WHAT YOU HAVE TO DO:
Output exactly, and only, the stretch of lines beginning at the line with "What does this" and ending at the last line of the listing below. Drop the pictures.
* * *
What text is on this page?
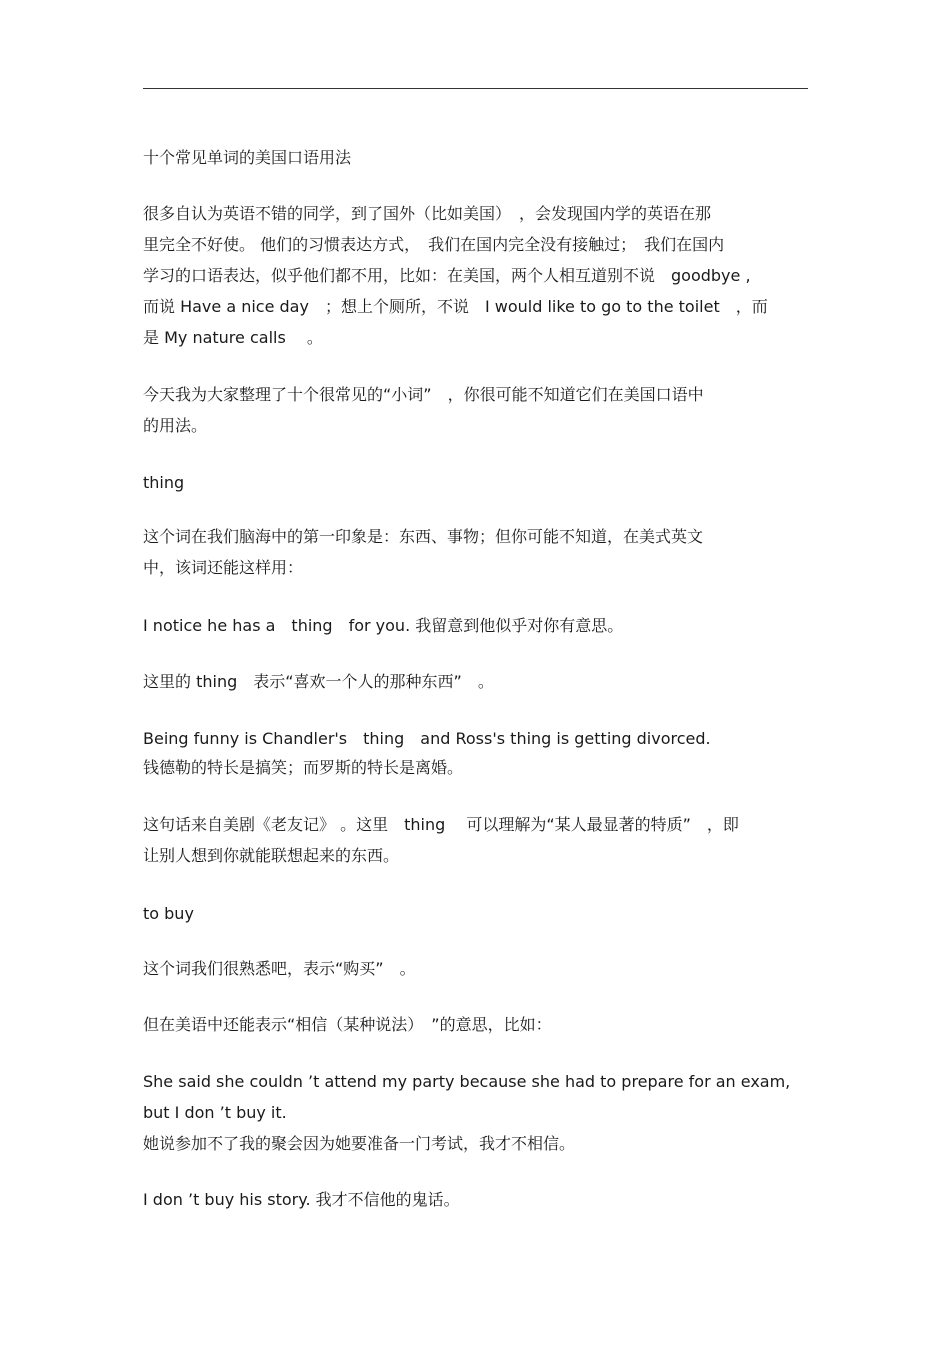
十个常见单词的美国口语用法

很多自认为英语不错的同学，到了国外（比如美国）　，会发现国内学的英语在那
里完全不好使。 他们的习惯表达方式，　我们在国内完全没有接触过；　我们在国内
学习的口语表达，似乎他们都不用，比如：在美国，两个人相互道别不说　goodbye ,
而说 Have a nice day　；想上个厕所，不说　I would like to go to the toilet　，而
是 My nature calls　 。
今天我为大家整理了十个很常见的“小词”　，你很可能不知道它们在美国口语中
的用法。

thing

这个词在我们脑海中的第一印象是：东西、事物；但你可能不知道，在美式英文
中，该词还能这样用：

I notice he has a　thing　for you. 我留意到他似乎对你有意思。

这里的 thing　表示“喜欢一个人的那种东西”　。

Being funny is Chandler's　thing　and Ross's thing is getting divorced.
钱德勒的特长是搞笑；而罗斯的特长是离婚。
这句话来自美剧《老友记》 。这里　thing　 可以理解为“某人最显著的特质”　，即
让别人想到你就能联想起来的东西。

to buy

这个词我们很熟悉吧，表示“购买”　。

但在美语中还能表示“相信（某种说法）　”的意思，比如：

She said she couldn ’t attend my party because she had to prepare for an exam,
but I don ’t buy it.
她说参加不了我的聚会因为她要准备一门考试，我才不相信。

I don ’t buy his story. 我才不信他的鬼话。
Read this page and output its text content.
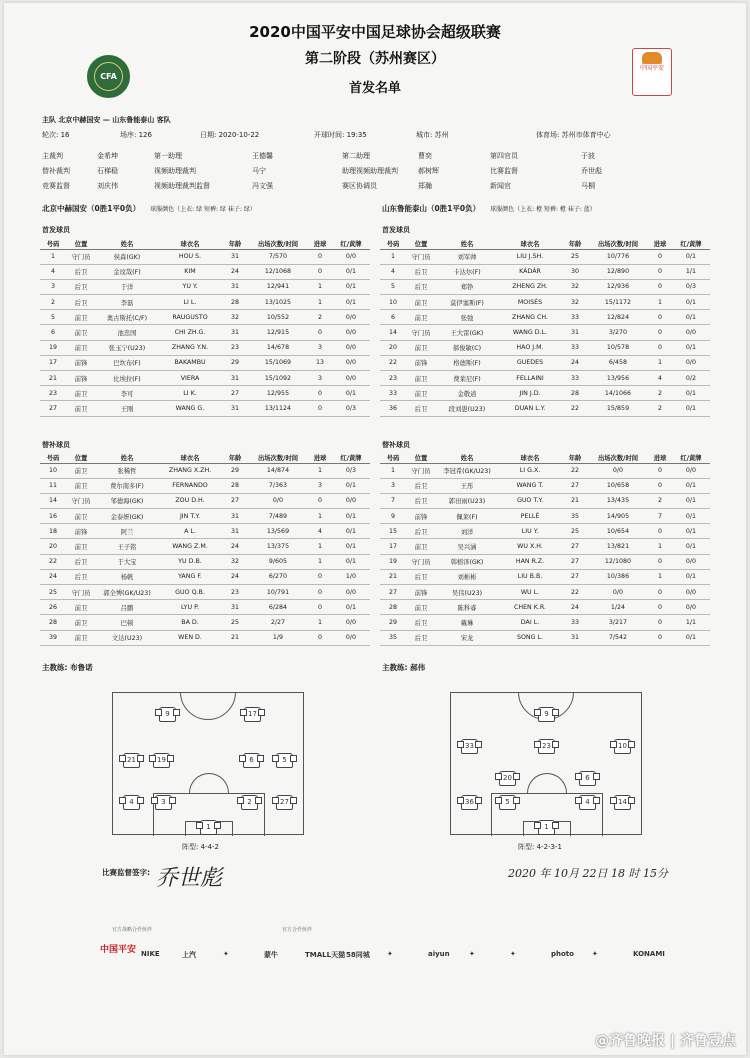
CFA
中国平安
2020中国平安中国足球协会超级联赛
第二阶段（苏州赛区）
首发名单
主队 北京中赫国安 — 山东鲁能泰山 客队
轮次: 16	场序: 126	日期: 2020-10-22	开球时间: 19:35	城市: 苏州	体育场: 苏州市体育中心
主裁判	金希坤	第一助理	王德馨	第二助理	曹奕	第四官员	于波
替补裁判	石梯稳	视频助理裁判	马宁	助理视频助理裁判	郝树辉	比赛监督	乔世彪
竞赛监督	刘庆伟	视频助理裁判监督	冯文强	赛区协调员	郑瀚	新闻官	马桐
北京中赫国安（0胜1平0负） 球服颜色（上衣: 绿 短裤: 绿 袜子: 绿）	山东鲁能泰山（0胜1平0负） 球服颜色（上衣: 橙 短裤: 橙 袜子: 蓝）
首发球员	首发球员
号码	位置	姓名	球衣名	年龄	出场次数/时间	进球	红/黄牌
1	守门员	侯森(GK)	HOU S.	31	7/570	0	0/0
4	后卫	金玟哉(F)	KIM	24	12/1068	0	0/1
3	后卫	于洋	YU Y.	31	12/941	1	0/1
2	后卫	李磊	LI L.	28	13/1025	1	0/1
5	前卫	奥古斯托(C/F)	RAUGUSTO	32	10/552	2	0/0
6	前卫	池忠国	CHI ZH.G.	31	12/915	0	0/0
19	前卫	张玉宁(U23)	ZHANG Y.N.	23	14/678	3	0/0
17	前锋	巴坎布(F)	BAKAMBU	29	15/1069	13	0/0
21	前锋	比埃拉(F)	VIERA	31	15/1092	3	0/0
23	前卫	李可	LI K.	27	12/955	0	0/1
27	前卫	王刚	WANG G.	31	13/1124	0	0/3
号码	位置	姓名	球衣名	年龄	出场次数/时间	进球	红/黄牌
1	守门员	刘军帅	LIU J.SH.	25	10/776	0	0/1
4	后卫	卡达尔(F)	KÁDÁR	30	12/890	0	1/1
5	后卫	郑铮	ZHENG ZH.	32	12/936	0	0/3
10	前卫	莫伊塞斯(F)	MOISÉS	32	15/1172	1	0/1
6	前卫	张弛	ZHANG CH.	33	12/824	0	0/1
14	守门员	王大雷(GK)	WANG D.L.	31	3/270	0	0/0
20	前卫	郝俊敏(C)	HAO J.M.	33	10/578	0	0/1
22	前锋	格德斯(F)	GUEDES	24	6/458	1	0/0
23	前卫	费莱尼(F)	FELLAINI	33	13/956	4	0/2
33	前卫	金敬道	JIN J.D.	28	14/1066	2	0/1
36	后卫	段刘愚(U23)	DUAN L.Y.	22	15/859	2	0/1
替补球员	替补球员
号码	位置	姓名	球衣名	年龄	出场次数/时间	进球	红/黄牌
10	前卫	张稀哲	ZHANG X.ZH.	29	14/874	1	0/3
11	前卫	费尔南多(F)	FERNANDO	28	7/363	3	0/1
14	守门员	邹德海(GK)	ZOU D.H.	27	0/0	0	0/0
16	前卫	金泰妍(GK)	JIN T.Y.	31	7/489	1	0/1
18	前锋	阿兰	A L.	31	13/569	4	0/1
20	前卫	王子铭	WANG Z.M.	24	13/375	1	0/1
22	后卫	于大宝	YU D.B.	32	9/605	1	0/1
24	后卫	杨帆	YANG F.	24	6/270	0	1/0
25	守门员	郭全博(GK/U23)	GUO Q.B.	23	10/791	0	0/0
26	前卫	吕鹏	LYU P.	31	6/284	0	0/1
28	前卫	巴顿	BA D.	25	2/27	1	0/0
39	前卫	文达(U23)	WEN D.	21	1/9	0	0/0
号码	位置	姓名	球衣名	年龄	出场次数/时间	进球	红/黄牌
1	守门员	李冠希(GK/U23)	LI G.X.	22	0/0	0	0/0
3	后卫	王彤	WANG T.	27	10/658	0	0/1
7	后卫	郭田雨(U23)	GUO T.Y.	21	13/435	2	0/1
9	前锋	佩莱(F)	PELLÈ	35	14/905	7	0/1
15	后卫	刘洋	LIU Y.	25	10/654	0	0/1
17	前卫	吴兴涵	WU X.H.	27	13/821	1	0/1
19	守门员	韩榕泽(GK)	HAN R.Z.	27	12/1080	0	0/0
21	后卫	刘彬彬	LIU B.B.	27	10/386	1	0/1
27	前锋	吴伟(U23)	WU L.	22	0/0	0	0/0
28	前卫	陈科睿	CHEN K.R.	24	1/24	0	0/0
29	后卫	戴琳	DAI L.	33	3/217	0	1/1
35	后卫	宋龙	SONG L.	31	7/542	0	0/1
主教练: 布鲁诺	主教练: 郝伟
9	17
21	19	6	5
4	3	2	27
1
阵型: 4-4-2
9
33	23	10
20	6
36	5	4	14
1
阵型: 4-2-3-1
比赛监督签字: 乔世彪	2020 年 10月 22日 18 时 15分
官方战略合作伙伴	官方合作伙伴
中国平安 NIKE	上汽	✦	蒙牛	TMALL天猫 58同城 ✦	aiyun	✦	✦	photo	✦	KONAMI
@齐鲁晚报 | 齐鲁壹点
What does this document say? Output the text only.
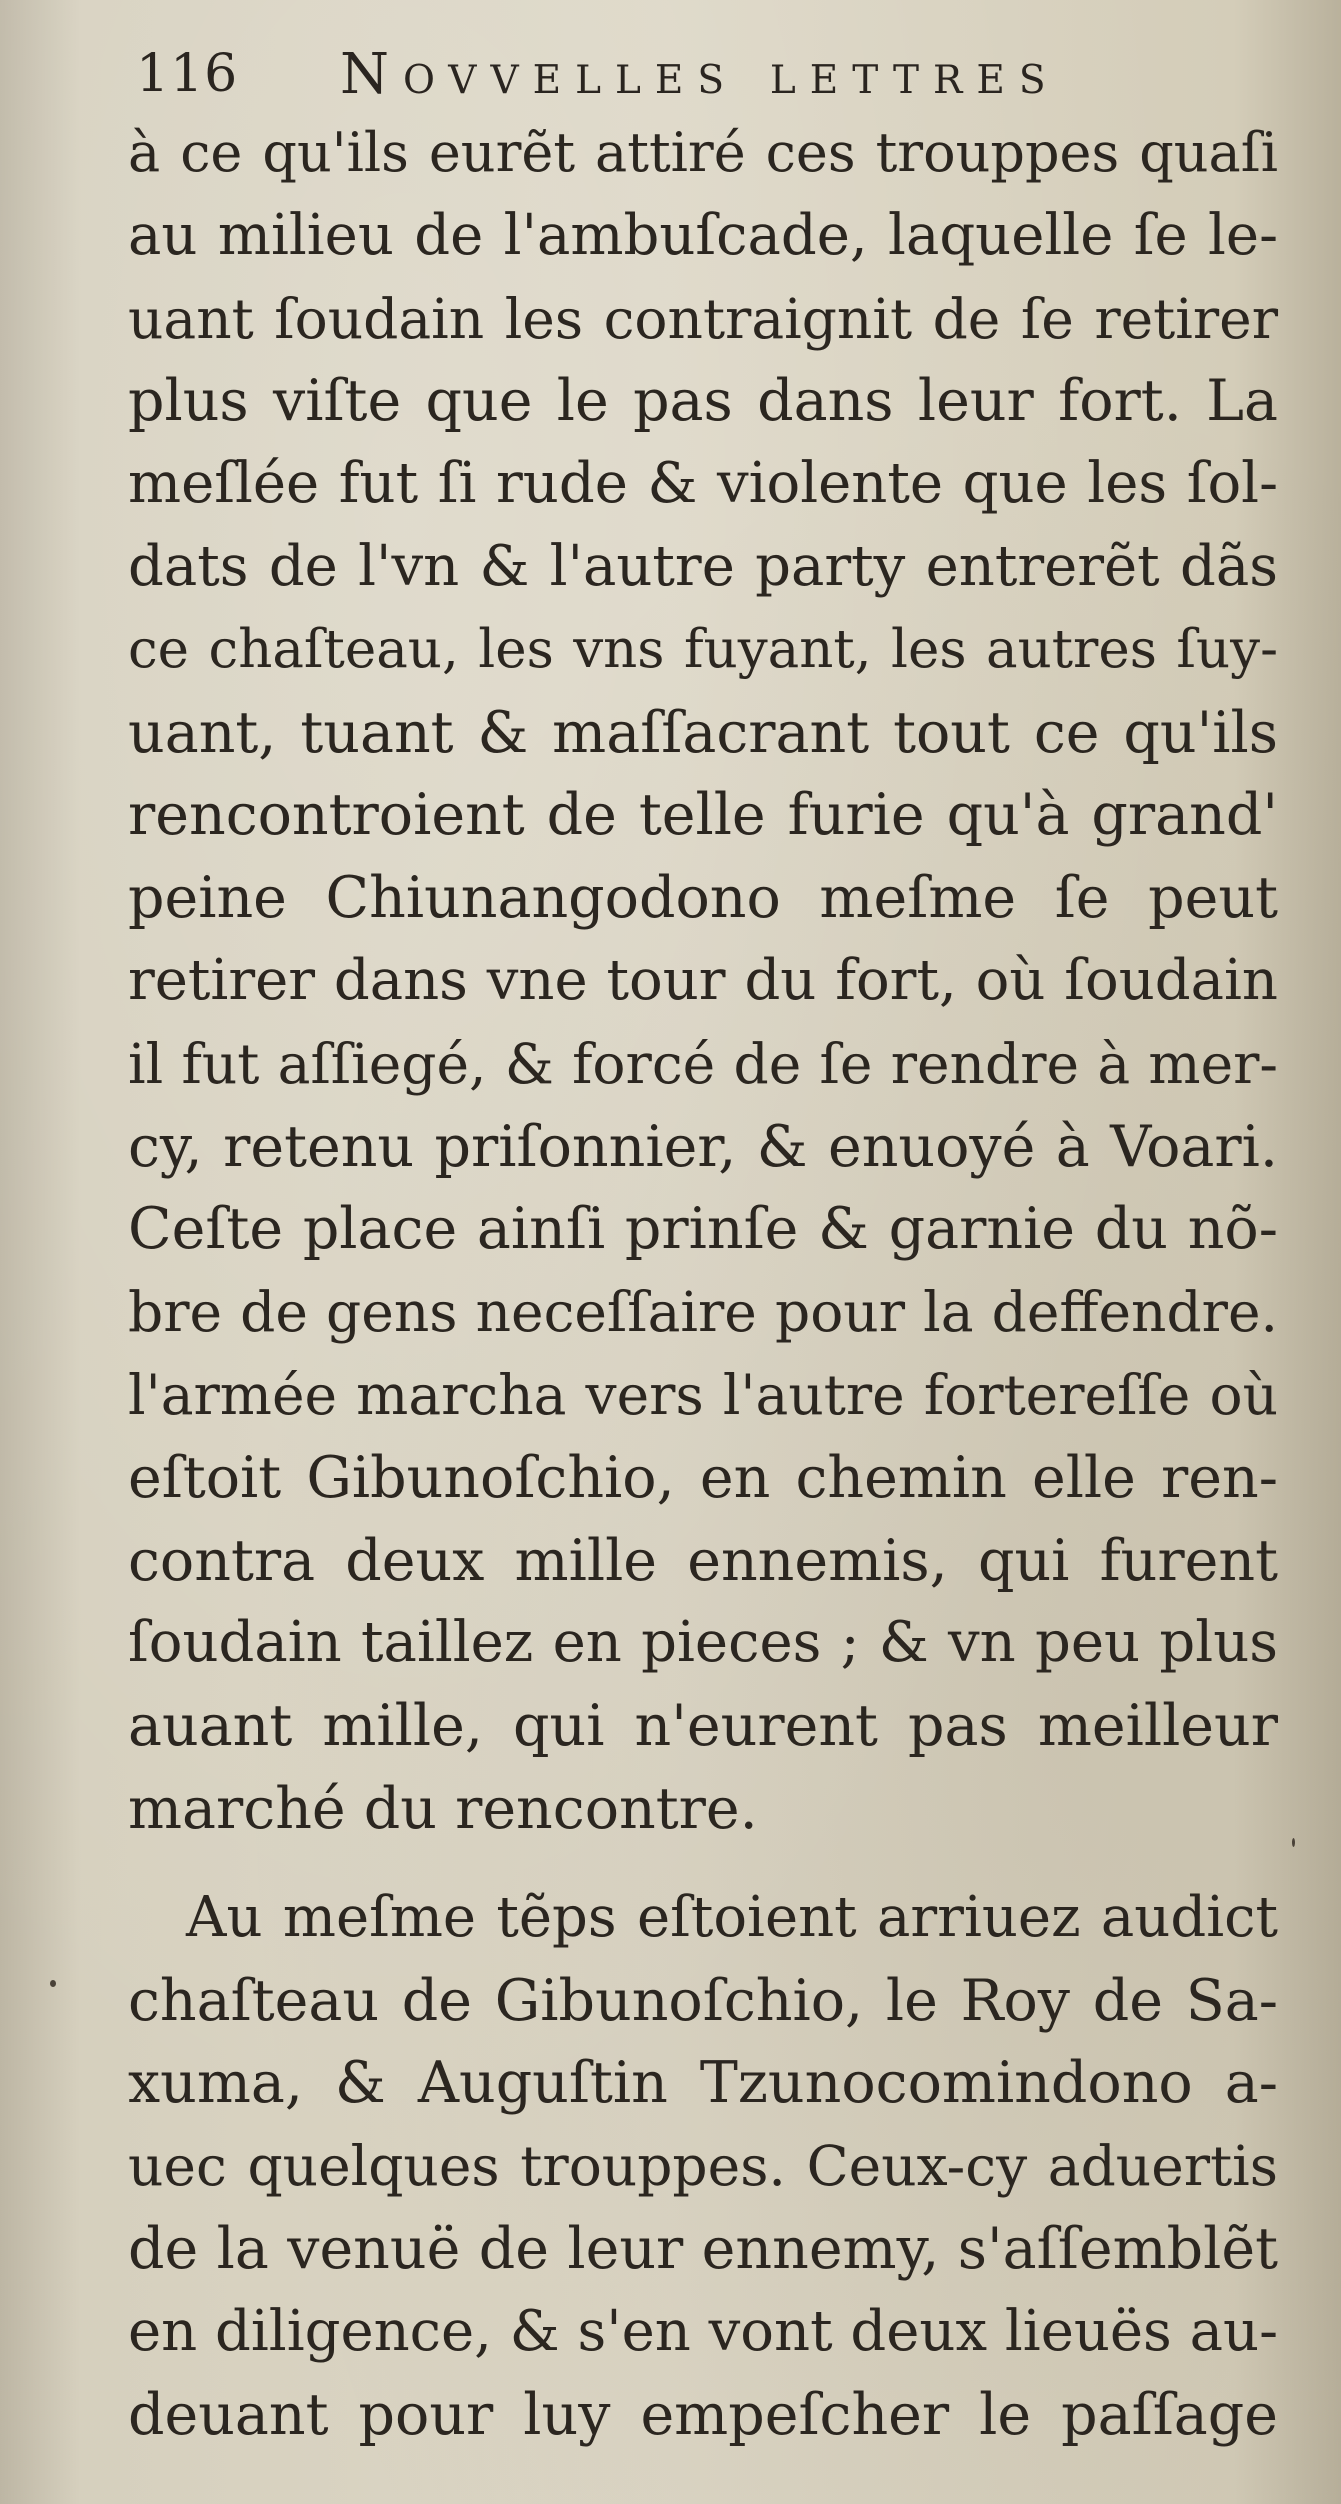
116 Novvelles lettres
à ce qu'ils eurẽt attiré ces trouppes quaſi
au milieu de l'ambuſcade, laquelle ſe le-
uant ſoudain les contraignit de ſe retirer
plus viſte que le pas dans leur fort. La
meſlée fut ſi rude & violente que les ſol-
dats de l'vn & l'autre party entrerẽt dãs
ce chaſteau, les vns fuyant, les autres ſuy-
uant, tuant & maſſacrant tout ce qu'ils
rencontroient de telle furie qu'à grand'
peine Chiunangodono meſme ſe peut
retirer dans vne tour du fort, où ſoudain
il fut aſſiegé, & forcé de ſe rendre à mer-
cy, retenu priſonnier, & enuoyé à Voari.
Ceſte place ainſi prinſe & garnie du nõ-
bre de gens neceſſaire pour la deffendre.
l'armée marcha vers l'autre fortereſſe où
eſtoit Gibunoſchio, en chemin elle ren-
contra deux mille ennemis, qui furent
ſoudain taillez en pieces ; & vn peu plus
auant mille, qui n'eurent pas meilleur
marché du rencontre.
Au meſme tẽps eſtoient arriuez audict
chaſteau de Gibunoſchio, le Roy de Sa-
xuma, & Auguſtin Tzunocomindono a-
uec quelques trouppes. Ceux-cy aduertis
de la venuë de leur ennemy, s'aſſemblẽt
en diligence, & s'en vont deux lieuës au-
deuant pour luy empeſcher le paſſage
* * *
SOLUTION TO THE EXERCISE:
What does this document say? Output the text only.
116 Novvelles lettres
à ce qu'ils eurẽt attiré ces trouppes quaſi
au milieu de l'ambuſcade, laquelle ſe le-
uant ſoudain les contraignit de ſe retirer
plus viſte que le pas dans leur fort. La
meſlée fut ſi rude & violente que les ſol-
dats de l'vn & l'autre party entrerẽt dãs
ce chaſteau, les vns fuyant, les autres ſuy-
uant, tuant & maſſacrant tout ce qu'ils
rencontroient de telle furie qu'à grand'
peine Chiunangodono meſme ſe peut
retirer dans vne tour du fort, où ſoudain
il fut aſſiegé, & forcé de ſe rendre à mer-
cy, retenu priſonnier, & enuoyé à Voari.
Ceſte place ainſi prinſe & garnie du nõ-
bre de gens neceſſaire pour la deffendre.
l'armée marcha vers l'autre fortereſſe où
eſtoit Gibunoſchio, en chemin elle ren-
contra deux mille ennemis, qui furent
ſoudain taillez en pieces ; & vn peu plus
auant mille, qui n'eurent pas meilleur
marché du rencontre.
Au meſme tẽps eſtoient arriuez audict
chaſteau de Gibunoſchio, le Roy de Sa-
xuma, & Auguſtin Tzunocomindono a-
uec quelques trouppes. Ceux-cy aduertis
de la venuë de leur ennemy, s'aſſemblẽt
en diligence, & s'en vont deux lieuës au-
deuant pour luy empeſcher le paſſage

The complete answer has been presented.